Look through the data below and return each line where "Fundamental" appears.

════════

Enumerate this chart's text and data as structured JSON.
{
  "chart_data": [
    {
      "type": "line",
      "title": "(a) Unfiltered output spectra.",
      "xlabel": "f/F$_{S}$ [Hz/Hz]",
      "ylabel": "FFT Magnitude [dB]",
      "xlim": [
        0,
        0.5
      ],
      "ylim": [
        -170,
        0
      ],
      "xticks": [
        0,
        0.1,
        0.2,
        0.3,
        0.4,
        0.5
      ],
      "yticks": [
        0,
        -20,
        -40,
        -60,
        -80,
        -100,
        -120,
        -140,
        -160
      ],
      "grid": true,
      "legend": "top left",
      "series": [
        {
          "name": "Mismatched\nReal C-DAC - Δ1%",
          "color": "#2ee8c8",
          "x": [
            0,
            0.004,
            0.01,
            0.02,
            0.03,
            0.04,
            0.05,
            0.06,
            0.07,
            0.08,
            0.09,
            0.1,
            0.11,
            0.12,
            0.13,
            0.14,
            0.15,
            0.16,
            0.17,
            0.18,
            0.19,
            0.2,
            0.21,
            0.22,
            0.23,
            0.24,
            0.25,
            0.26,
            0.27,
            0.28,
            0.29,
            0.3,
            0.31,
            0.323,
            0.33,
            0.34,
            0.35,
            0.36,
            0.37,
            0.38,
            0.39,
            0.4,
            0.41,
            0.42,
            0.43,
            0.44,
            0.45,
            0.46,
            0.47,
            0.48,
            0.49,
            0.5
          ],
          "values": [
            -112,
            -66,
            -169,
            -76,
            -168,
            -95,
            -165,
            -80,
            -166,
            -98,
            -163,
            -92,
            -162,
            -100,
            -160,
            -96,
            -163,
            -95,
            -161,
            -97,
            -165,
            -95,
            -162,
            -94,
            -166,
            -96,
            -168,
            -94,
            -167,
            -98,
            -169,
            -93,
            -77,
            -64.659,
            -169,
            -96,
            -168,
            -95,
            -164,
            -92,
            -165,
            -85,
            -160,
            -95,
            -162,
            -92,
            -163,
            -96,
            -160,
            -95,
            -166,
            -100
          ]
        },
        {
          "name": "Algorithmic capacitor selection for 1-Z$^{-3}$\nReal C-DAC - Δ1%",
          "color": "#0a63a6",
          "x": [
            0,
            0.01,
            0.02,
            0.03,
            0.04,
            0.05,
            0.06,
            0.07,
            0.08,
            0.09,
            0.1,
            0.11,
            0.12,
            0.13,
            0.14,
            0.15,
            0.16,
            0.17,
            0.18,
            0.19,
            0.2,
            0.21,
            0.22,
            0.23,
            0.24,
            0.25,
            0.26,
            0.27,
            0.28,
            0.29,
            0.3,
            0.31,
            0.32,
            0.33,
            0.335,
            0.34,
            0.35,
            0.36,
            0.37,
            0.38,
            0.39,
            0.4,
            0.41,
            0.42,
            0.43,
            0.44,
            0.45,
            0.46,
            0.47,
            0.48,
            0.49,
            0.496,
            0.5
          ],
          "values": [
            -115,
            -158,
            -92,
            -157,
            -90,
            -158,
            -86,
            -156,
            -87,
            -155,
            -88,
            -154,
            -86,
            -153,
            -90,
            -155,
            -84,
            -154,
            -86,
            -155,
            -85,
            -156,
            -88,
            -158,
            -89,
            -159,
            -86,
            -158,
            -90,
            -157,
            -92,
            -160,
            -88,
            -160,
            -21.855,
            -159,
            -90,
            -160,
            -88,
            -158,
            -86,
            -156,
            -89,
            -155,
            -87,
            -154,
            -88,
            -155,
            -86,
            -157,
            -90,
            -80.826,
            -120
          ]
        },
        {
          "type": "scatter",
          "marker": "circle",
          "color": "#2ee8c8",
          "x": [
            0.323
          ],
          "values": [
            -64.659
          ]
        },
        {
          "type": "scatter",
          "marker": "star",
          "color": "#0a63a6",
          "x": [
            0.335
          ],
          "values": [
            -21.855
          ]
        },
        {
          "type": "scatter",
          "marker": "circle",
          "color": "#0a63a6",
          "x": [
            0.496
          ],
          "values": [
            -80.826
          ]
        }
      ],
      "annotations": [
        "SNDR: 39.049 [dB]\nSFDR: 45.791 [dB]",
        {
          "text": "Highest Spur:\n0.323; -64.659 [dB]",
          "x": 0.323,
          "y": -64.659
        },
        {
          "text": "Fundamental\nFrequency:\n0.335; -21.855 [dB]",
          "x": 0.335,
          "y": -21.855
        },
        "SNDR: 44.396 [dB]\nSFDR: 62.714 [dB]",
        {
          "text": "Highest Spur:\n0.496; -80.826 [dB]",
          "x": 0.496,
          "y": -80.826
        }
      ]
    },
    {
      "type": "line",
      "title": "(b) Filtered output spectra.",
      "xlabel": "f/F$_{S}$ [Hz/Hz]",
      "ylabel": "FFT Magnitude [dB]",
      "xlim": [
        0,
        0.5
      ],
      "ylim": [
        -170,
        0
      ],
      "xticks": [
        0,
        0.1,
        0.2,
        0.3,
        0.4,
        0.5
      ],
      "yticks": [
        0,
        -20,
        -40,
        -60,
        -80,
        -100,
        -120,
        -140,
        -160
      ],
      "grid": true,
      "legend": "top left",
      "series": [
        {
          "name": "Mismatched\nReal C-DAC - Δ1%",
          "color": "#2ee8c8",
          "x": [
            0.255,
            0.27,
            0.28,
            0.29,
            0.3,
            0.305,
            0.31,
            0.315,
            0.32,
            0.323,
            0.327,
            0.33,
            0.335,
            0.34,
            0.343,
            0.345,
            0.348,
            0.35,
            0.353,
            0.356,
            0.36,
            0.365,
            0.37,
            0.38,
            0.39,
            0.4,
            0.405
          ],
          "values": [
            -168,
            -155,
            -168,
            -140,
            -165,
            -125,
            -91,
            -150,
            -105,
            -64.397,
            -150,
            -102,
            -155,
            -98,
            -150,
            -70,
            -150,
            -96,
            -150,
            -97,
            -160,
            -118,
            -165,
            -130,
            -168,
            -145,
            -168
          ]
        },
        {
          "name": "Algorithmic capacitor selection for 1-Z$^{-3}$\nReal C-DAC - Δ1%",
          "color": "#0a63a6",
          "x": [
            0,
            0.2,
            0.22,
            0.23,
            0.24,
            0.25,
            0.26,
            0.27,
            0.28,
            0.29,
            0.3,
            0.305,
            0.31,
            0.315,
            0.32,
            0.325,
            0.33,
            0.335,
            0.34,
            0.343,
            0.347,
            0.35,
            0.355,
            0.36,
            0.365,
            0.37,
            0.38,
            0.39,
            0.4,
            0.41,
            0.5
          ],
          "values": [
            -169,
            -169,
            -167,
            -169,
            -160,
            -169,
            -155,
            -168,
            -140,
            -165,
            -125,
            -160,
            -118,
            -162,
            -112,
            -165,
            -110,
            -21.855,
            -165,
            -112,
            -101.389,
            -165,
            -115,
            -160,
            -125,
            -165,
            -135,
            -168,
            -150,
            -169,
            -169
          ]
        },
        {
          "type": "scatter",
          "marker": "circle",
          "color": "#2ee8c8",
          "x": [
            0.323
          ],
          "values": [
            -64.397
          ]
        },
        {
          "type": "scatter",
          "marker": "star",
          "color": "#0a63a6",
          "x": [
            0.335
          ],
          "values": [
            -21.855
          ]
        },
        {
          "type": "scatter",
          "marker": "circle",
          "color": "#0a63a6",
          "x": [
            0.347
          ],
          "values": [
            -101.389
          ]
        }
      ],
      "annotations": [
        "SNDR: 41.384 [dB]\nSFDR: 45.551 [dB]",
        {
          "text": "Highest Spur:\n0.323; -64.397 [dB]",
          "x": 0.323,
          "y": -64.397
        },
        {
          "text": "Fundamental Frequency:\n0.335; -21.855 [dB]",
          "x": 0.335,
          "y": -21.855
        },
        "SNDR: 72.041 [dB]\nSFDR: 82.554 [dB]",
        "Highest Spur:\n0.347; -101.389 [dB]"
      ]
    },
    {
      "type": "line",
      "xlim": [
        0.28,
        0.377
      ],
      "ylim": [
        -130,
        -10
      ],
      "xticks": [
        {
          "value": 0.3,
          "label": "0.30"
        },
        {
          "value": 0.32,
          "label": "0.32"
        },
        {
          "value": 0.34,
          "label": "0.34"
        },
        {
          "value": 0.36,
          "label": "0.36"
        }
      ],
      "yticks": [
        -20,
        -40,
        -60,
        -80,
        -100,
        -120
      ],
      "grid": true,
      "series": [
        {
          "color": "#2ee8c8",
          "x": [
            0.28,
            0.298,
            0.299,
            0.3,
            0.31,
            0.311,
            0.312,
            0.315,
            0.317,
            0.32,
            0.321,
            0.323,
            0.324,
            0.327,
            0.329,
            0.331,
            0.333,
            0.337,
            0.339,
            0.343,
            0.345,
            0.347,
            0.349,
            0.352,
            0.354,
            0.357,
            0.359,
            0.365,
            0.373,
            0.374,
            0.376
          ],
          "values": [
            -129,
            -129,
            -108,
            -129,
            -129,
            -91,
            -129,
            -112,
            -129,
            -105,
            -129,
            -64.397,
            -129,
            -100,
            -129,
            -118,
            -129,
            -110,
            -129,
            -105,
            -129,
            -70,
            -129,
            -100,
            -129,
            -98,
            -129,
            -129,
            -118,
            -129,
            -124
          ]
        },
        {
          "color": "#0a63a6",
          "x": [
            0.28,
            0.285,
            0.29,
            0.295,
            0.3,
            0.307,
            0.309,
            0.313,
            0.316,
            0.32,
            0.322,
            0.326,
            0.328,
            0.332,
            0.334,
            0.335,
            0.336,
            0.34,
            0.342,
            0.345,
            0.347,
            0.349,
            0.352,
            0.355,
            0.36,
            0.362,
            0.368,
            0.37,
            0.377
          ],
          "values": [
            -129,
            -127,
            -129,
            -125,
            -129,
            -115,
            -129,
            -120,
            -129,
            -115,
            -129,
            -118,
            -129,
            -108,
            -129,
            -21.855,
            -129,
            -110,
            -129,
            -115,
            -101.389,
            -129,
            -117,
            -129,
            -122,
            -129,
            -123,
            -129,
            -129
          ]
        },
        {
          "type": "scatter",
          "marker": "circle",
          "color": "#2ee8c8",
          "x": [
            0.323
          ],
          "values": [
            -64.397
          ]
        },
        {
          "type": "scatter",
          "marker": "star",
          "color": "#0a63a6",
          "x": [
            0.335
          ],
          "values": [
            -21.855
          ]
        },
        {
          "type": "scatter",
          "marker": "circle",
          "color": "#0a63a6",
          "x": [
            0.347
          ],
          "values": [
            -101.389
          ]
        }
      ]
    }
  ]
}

════════

→ **Worked solution**:
          "text": "Fundamental\nFrequency:\n0.335; -21.855 [dB]",
          "text": "Fundamental Frequency:\n0.335; -21.855 [dB]",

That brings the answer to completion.